> Directions
State how many lines of the data contain the word "dilakukan", and write nothing besides the number.

Source records
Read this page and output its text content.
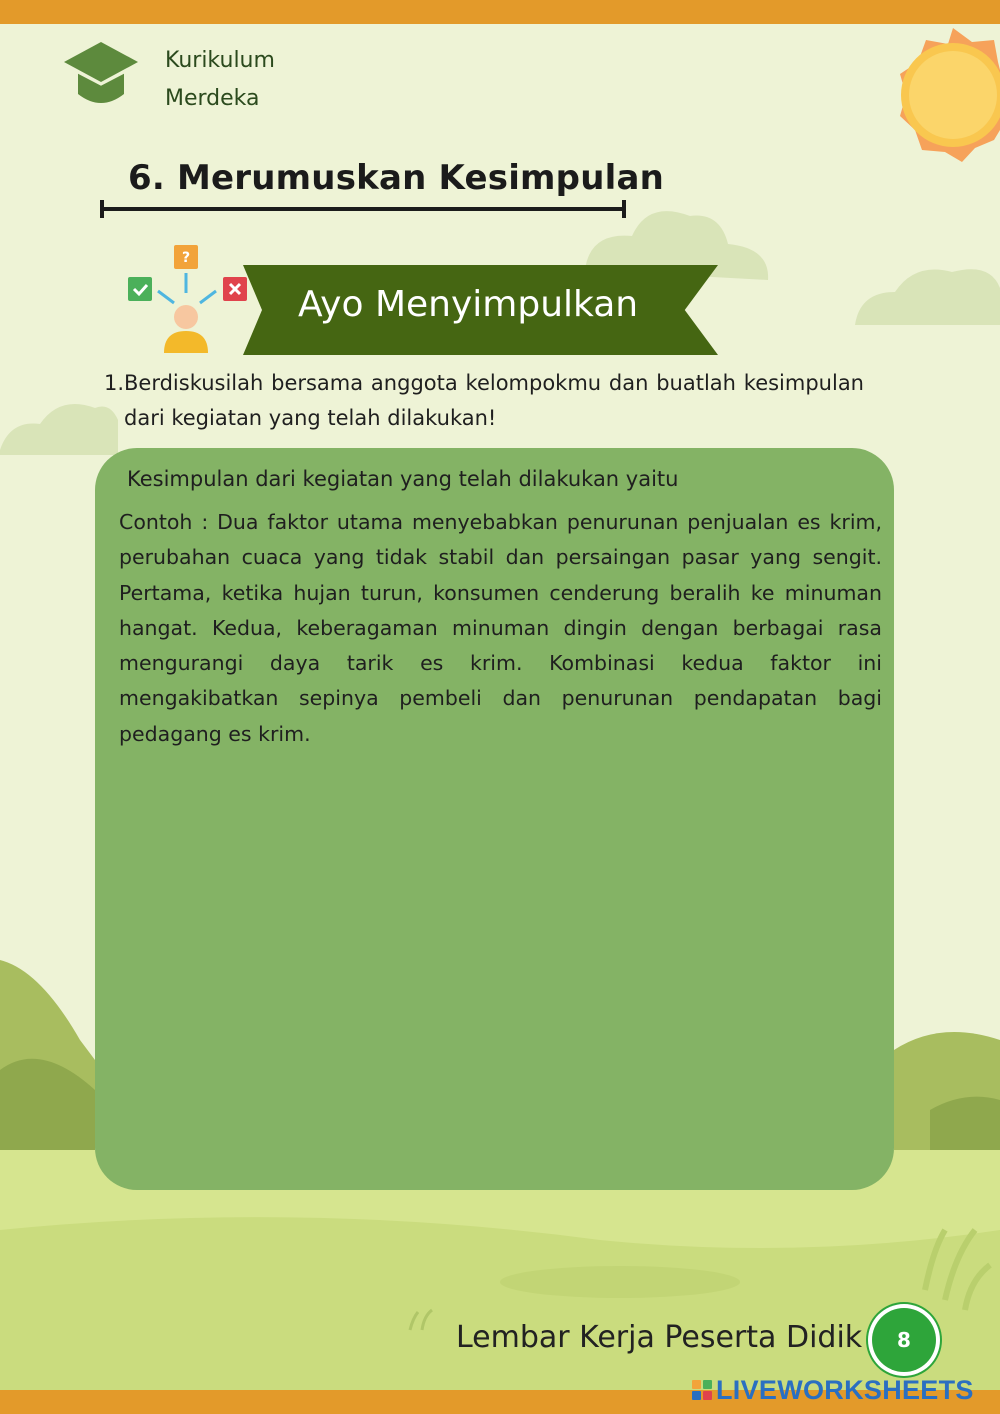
Kurikulum
Merdeka
6. Merumuskan Kesimpulan
?
Ayo Menyimpulkan
1. Berdiskusilah bersama anggota kelompokmu dan buatlah kesimpulan dari kegiatan yang telah dilakukan!
Kesimpulan dari kegiatan yang telah dilakukan yaitu
Contoh : Dua faktor utama menyebabkan penurunan penjualan es krim, perubahan cuaca yang tidak stabil dan persaingan pasar yang sengit. Pertama, ketika hujan turun, konsumen cenderung beralih ke minuman hangat. Kedua, keberagaman minuman dingin dengan berbagai rasa mengurangi daya tarik es krim. Kombinasi kedua faktor ini mengakibatkan sepinya pembeli dan penurunan pendapatan bagi pedagang es krim.
Lembar Kerja Peserta Didik	8
LIVEWORKSHEETS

> Exercise answer
2